▶ Work instructions
Repeat everything in the material exactly.

--- START OF Input rows ---

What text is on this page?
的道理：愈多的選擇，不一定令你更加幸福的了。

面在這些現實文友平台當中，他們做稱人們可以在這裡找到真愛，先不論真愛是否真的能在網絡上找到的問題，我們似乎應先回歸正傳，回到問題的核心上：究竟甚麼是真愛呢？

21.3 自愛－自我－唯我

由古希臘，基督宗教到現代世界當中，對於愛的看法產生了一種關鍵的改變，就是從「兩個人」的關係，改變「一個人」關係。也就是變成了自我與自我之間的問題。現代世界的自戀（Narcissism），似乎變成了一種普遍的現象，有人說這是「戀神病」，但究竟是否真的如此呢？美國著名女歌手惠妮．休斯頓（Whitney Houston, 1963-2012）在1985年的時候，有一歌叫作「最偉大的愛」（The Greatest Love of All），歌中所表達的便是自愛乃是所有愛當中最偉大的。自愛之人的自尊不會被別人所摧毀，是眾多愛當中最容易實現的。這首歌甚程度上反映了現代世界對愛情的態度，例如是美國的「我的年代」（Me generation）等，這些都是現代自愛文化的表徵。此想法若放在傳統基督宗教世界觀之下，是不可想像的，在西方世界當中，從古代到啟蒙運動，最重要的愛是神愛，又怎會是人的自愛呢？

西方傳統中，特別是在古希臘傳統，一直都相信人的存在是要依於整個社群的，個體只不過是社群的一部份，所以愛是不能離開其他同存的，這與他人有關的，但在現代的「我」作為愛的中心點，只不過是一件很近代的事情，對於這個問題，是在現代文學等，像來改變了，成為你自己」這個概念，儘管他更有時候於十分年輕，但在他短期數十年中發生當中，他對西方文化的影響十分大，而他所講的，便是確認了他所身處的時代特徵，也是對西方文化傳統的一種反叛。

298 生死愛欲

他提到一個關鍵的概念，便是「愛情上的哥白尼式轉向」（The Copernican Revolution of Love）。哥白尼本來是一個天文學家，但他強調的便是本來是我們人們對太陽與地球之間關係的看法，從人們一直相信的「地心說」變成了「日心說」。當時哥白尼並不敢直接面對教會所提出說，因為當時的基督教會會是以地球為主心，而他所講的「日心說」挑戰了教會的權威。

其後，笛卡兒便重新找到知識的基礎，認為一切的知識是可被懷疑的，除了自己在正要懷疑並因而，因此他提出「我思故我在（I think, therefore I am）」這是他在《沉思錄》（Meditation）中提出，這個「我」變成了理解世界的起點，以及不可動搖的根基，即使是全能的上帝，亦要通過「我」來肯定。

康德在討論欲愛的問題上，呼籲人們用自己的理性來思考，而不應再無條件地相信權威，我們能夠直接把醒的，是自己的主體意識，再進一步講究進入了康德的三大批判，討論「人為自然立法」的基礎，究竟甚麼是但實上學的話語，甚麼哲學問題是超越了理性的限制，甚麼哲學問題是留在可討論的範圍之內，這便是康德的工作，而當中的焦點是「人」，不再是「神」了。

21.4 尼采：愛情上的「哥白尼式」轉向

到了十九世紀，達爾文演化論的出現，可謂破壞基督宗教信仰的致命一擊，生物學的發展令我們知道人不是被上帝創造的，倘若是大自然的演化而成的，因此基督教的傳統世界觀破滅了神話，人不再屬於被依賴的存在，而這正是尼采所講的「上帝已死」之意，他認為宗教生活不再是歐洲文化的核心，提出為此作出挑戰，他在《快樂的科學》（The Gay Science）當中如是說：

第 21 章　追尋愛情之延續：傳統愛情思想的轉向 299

--- END OF Input rows ---

▶ Task output
What text is on this page?
的道理：愈多的選擇，不一定令你更加幸福的了。

面在這些現實文友平台當中，他們做稱人們可以在這裡找到真愛，先不論真愛是否真的能在網絡上找到的問題，我們似乎應先回歸正傳，回到問題的核心上：究竟甚麼是真愛呢？

21.3 自愛－自我－唯我

由古希臘，基督宗教到現代世界當中，對於愛的看法產生了一種關鍵的改變，就是從「兩個人」的關係，改變「一個人」關係。也就是變成了自我與自我之間的問題。現代世界的自戀（Narcissism），似乎變成了一種普遍的現象，有人說這是「戀神病」，但究竟是否真的如此呢？美國著名女歌手惠妮．休斯頓（Whitney Houston, 1963-2012）在1985年的時候，有一歌叫作「最偉大的愛」（The Greatest Love of All），歌中所表達的便是自愛乃是所有愛當中最偉大的。自愛之人的自尊不會被別人所摧毀，是眾多愛當中最容易實現的。這首歌甚程度上反映了現代世界對愛情的態度，例如是美國的「我的年代」（Me generation）等，這些都是現代自愛文化的表徵。此想法若放在傳統基督宗教世界觀之下，是不可想像的，在西方世界當中，從古代到啟蒙運動，最重要的愛是神愛，又怎會是人的自愛呢？

西方傳統中，特別是在古希臘傳統，一直都相信人的存在是要依於整個社群的，個體只不過是社群的一部份，所以愛是不能離開其他同存的，這與他人有關的，但在現代的「我」作為愛的中心點，只不過是一件很近代的事情，對於這個問題，是在現代文學等，像來改變了，成為你自己」這個概念，儘管他更有時候於十分年輕，但在他短期數十年中發生當中，他對西方文化的影響十分大，而他所講的，便是確認了他所身處的時代特徵，也是對西方文化傳統的一種反叛。

298 生死愛欲

他提到一個關鍵的概念，便是「愛情上的哥白尼式轉向」（The Copernican Revolution of Love）。哥白尼本來是一個天文學家，但他強調的便是本來是我們人們對太陽與地球之間關係的看法，從人們一直相信的「地心說」變成了「日心說」。當時哥白尼並不敢直接面對教會所提出說，因為當時的基督教會會是以地球為主心，而他所講的「日心說」挑戰了教會的權威。

其後，笛卡兒便重新找到知識的基礎，認為一切的知識是可被懷疑的，除了自己在正要懷疑並因而，因此他提出「我思故我在（I think, therefore I am）」這是他在《沉思錄》（Meditation）中提出，這個「我」變成了理解世界的起點，以及不可動搖的根基，即使是全能的上帝，亦要通過「我」來肯定。

康德在討論欲愛的問題上，呼籲人們用自己的理性來思考，而不應再無條件地相信權威，我們能夠直接把醒的，是自己的主體意識，再進一步講究進入了康德的三大批判，討論「人為自然立法」的基礎，究竟甚麼是但實上學的話語，甚麼哲學問題是超越了理性的限制，甚麼哲學問題是留在可討論的範圍之內，這便是康德的工作，而當中的焦點是「人」，不再是「神」了。

21.4 尼采：愛情上的「哥白尼式」轉向

到了十九世紀，達爾文演化論的出現，可謂破壞基督宗教信仰的致命一擊，生物學的發展令我們知道人不是被上帝創造的，倘若是大自然的演化而成的，因此基督教的傳統世界觀破滅了神話，人不再屬於被依賴的存在，而這正是尼采所講的「上帝已死」之意，他認為宗教生活不再是歐洲文化的核心，提出為此作出挑戰，他在《快樂的科學》（The Gay Science）當中如是說：

第 21 章　追尋愛情之延續：傳統愛情思想的轉向 299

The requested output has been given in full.